#### [Objective]
Where a line in the listing below contains the word "image", copy that line.

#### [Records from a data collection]
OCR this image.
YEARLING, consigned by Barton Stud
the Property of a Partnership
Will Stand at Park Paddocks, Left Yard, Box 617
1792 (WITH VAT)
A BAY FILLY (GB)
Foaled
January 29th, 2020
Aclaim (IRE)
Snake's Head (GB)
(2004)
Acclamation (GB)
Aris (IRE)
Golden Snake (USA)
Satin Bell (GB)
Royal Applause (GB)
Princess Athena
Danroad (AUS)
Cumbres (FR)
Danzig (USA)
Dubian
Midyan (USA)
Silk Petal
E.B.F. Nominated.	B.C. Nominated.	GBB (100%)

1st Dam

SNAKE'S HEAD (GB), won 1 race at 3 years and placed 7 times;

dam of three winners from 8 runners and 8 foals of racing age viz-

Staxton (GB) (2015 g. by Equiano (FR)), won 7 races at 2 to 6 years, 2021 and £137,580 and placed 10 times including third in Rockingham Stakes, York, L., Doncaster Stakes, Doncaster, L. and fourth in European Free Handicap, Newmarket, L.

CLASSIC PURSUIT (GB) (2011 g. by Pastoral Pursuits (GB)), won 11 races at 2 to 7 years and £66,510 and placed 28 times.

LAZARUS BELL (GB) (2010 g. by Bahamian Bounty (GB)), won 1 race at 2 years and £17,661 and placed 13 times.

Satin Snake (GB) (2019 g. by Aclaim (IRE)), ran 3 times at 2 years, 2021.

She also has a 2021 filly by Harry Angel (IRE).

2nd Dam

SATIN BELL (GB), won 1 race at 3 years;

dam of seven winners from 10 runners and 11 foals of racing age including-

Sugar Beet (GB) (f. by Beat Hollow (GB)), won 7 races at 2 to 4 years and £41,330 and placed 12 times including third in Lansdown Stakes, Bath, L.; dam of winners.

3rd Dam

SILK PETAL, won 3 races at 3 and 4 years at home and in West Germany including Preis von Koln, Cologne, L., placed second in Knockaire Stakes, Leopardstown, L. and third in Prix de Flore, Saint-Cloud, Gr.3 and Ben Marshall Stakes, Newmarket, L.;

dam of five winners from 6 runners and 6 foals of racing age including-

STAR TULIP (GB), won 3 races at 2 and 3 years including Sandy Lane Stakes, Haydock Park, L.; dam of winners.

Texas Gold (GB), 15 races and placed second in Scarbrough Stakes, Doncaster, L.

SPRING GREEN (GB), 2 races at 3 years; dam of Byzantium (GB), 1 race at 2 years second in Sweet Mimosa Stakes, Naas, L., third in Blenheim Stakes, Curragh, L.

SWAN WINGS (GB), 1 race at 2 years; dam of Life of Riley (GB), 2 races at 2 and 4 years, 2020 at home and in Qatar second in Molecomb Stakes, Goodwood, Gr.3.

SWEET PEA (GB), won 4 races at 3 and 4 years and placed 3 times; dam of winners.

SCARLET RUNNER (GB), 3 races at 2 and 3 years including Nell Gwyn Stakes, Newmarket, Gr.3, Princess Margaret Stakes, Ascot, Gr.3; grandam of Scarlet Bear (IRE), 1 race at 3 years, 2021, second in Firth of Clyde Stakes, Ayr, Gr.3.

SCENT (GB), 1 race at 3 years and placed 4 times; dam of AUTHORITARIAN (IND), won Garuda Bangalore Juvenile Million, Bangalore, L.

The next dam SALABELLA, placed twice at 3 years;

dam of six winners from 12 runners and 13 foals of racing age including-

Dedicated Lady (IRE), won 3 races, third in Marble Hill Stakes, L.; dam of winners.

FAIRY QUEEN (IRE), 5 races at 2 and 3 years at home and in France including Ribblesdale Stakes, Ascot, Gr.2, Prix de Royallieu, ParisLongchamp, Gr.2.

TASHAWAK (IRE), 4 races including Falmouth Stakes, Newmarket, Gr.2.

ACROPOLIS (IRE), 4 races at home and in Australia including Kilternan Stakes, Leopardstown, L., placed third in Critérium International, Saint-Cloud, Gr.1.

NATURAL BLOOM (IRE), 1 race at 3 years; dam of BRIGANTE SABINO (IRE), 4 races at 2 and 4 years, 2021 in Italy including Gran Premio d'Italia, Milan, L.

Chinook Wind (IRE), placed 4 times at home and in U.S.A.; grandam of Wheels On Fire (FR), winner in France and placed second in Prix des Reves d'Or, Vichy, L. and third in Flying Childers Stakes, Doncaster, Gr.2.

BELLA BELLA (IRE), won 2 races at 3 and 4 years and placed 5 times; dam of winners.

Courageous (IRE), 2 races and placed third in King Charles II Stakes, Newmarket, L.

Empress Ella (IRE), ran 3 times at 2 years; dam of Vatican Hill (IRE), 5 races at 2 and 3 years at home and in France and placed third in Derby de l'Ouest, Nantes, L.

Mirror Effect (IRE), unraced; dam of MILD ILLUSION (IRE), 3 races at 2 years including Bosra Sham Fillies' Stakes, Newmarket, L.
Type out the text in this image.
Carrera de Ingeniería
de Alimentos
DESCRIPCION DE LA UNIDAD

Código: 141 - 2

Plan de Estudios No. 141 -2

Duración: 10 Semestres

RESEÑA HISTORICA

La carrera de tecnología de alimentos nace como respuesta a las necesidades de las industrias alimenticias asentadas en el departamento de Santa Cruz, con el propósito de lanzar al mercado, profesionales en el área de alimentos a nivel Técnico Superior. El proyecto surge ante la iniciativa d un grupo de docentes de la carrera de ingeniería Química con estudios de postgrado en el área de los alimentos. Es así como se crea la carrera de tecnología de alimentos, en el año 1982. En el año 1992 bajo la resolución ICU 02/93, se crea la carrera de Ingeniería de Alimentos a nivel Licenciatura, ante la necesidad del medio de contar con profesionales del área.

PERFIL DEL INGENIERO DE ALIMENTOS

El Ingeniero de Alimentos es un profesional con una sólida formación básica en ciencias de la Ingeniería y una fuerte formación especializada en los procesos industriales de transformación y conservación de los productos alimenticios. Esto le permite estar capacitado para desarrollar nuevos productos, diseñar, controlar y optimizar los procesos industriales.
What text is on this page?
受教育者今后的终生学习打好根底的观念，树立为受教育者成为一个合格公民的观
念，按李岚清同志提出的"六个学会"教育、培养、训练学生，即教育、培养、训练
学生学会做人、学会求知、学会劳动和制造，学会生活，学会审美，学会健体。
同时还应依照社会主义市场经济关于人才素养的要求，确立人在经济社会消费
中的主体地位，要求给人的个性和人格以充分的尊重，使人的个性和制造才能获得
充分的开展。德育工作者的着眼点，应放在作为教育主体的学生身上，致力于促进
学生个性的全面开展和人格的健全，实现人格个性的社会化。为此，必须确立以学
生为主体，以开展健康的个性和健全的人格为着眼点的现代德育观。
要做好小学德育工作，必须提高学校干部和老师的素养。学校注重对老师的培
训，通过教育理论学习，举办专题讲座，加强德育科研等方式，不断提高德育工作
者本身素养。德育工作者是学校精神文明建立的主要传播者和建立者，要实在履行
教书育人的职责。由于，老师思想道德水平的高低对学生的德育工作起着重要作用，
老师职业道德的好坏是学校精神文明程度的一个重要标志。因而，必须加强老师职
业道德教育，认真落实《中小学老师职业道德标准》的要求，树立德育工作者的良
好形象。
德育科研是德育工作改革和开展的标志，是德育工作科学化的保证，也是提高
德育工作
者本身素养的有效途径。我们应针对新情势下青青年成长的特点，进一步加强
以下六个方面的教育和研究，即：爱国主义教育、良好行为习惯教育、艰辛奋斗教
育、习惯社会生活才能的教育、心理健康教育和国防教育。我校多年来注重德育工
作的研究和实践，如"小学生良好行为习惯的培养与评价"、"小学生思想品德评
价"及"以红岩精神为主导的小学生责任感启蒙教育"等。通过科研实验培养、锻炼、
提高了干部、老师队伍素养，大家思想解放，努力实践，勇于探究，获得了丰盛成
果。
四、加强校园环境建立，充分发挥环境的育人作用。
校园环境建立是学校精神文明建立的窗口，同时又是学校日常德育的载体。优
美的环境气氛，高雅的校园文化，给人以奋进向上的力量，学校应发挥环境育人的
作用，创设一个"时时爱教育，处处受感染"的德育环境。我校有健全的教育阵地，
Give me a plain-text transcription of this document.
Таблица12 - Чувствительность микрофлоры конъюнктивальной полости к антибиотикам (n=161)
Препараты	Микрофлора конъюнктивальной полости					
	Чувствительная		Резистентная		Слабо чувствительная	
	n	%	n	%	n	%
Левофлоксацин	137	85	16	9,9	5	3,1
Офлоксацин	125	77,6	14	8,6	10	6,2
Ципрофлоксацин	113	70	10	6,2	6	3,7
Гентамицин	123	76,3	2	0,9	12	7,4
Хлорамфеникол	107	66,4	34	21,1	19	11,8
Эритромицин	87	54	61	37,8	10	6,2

#### [Finished exercise]
OCR this image.
Type out the text in this image.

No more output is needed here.